Return all of the data exactly, with nothing left out but the pictures.

++++++++++++++++++++

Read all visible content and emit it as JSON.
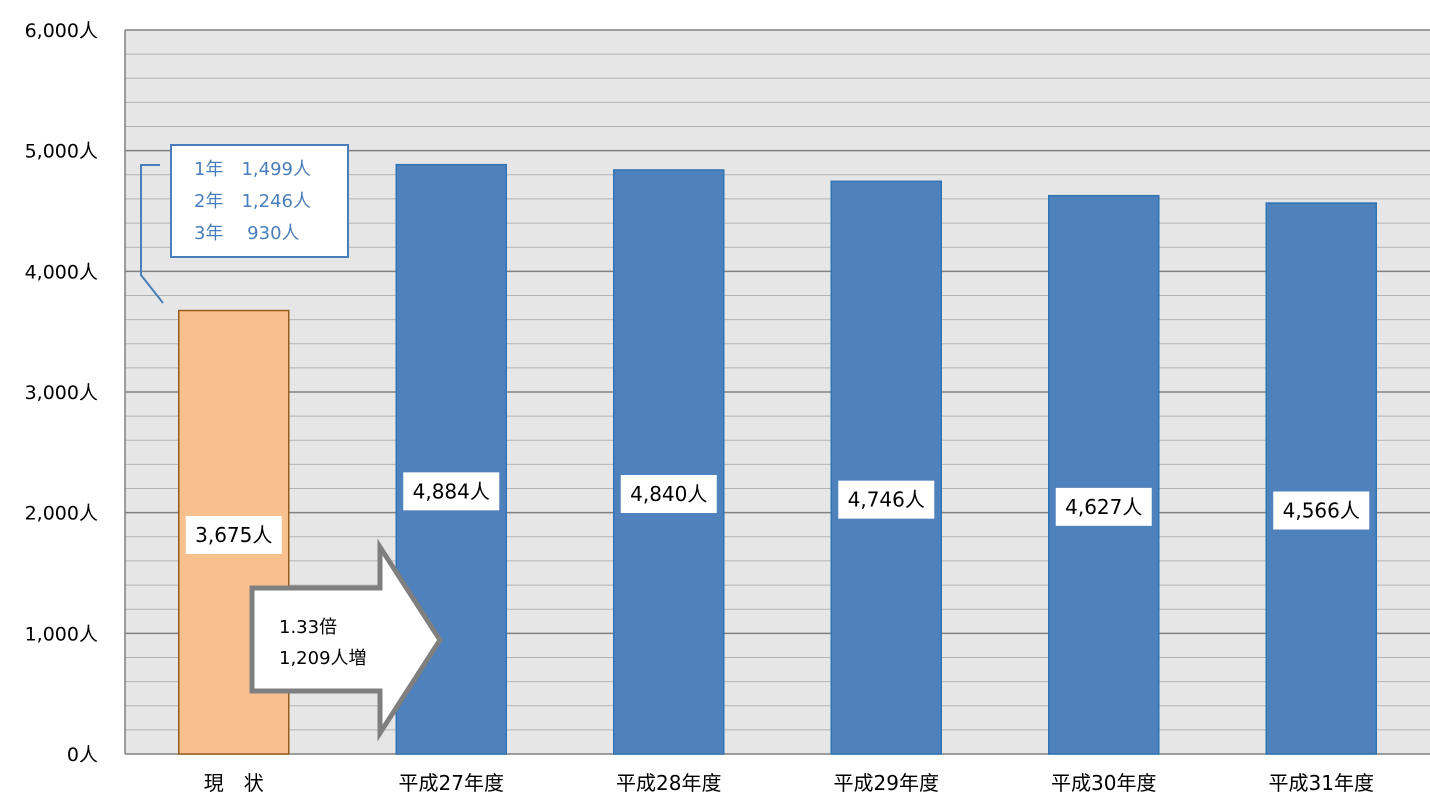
{
  "chart_data": {
    "type": "bar",
    "title": "",
    "xlabel": "",
    "ylabel": "",
    "categories": [
      "現　状",
      "平成27年度",
      "平成28年度",
      "平成29年度",
      "平成30年度",
      "平成31年度"
    ],
    "values": [
      3675,
      4884,
      4840,
      4746,
      4627,
      4566
    ],
    "value_labels": [
      "3,675人",
      "4,884人",
      "4,840人",
      "4,746人",
      "4,627人",
      "4,566人"
    ],
    "ylim": [
      0,
      6000
    ],
    "yticks": [
      0,
      1000,
      2000,
      3000,
      4000,
      5000,
      6000
    ],
    "ytick_labels": [
      "0人",
      "1,000人",
      "2,000人",
      "3,000人",
      "4,000人",
      "5,000人",
      "6,000人"
    ],
    "minor_gridline_step": 200,
    "grid": true,
    "colors": {
      "current": "#f9c08f",
      "current_border": "#9a5a1c",
      "projected": "#4f81bd",
      "projected_border": "#2e75b6",
      "plot_background": "#e6e6e6",
      "major_grid": "#808080",
      "minor_grid": "#b3b3b3",
      "callout": "#4a7ebb",
      "arrow_border": "#7f7f7f"
    },
    "callout": {
      "lines": [
        "1年　1,499人",
        "2年　1,246人",
        "3年　 930人"
      ]
    },
    "arrow": {
      "lines": [
        "1.33倍",
        "1,209人増"
      ]
    }
  }
}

++++++++++++++++++++

■ Answer below:
Read all visible content and emit it as JSON.
{
  "chart_data": {
    "type": "bar",
    "title": "",
    "xlabel": "",
    "ylabel": "",
    "categories": [
      "現　状",
      "平成27年度",
      "平成28年度",
      "平成29年度",
      "平成30年度",
      "平成31年度"
    ],
    "values": [
      3675,
      4884,
      4840,
      4746,
      4627,
      4566
    ],
    "value_labels": [
      "3,675人",
      "4,884人",
      "4,840人",
      "4,746人",
      "4,627人",
      "4,566人"
    ],
    "ylim": [
      0,
      6000
    ],
    "yticks": [
      0,
      1000,
      2000,
      3000,
      4000,
      5000,
      6000
    ],
    "ytick_labels": [
      "0人",
      "1,000人",
      "2,000人",
      "3,000人",
      "4,000人",
      "5,000人",
      "6,000人"
    ],
    "minor_gridline_step": 200,
    "grid": true,
    "colors": {
      "current": "#f9c08f",
      "current_border": "#9a5a1c",
      "projected": "#4f81bd",
      "projected_border": "#2e75b6",
      "plot_background": "#e6e6e6",
      "major_grid": "#808080",
      "minor_grid": "#b3b3b3",
      "callout": "#4a7ebb",
      "arrow_border": "#7f7f7f"
    },
    "callout": {
      "lines": [
        "1年　1,499人",
        "2年　1,246人",
        "3年　 930人"
      ]
    },
    "arrow": {
      "lines": [
        "1.33倍",
        "1,209人増"
      ]
    }
  }
}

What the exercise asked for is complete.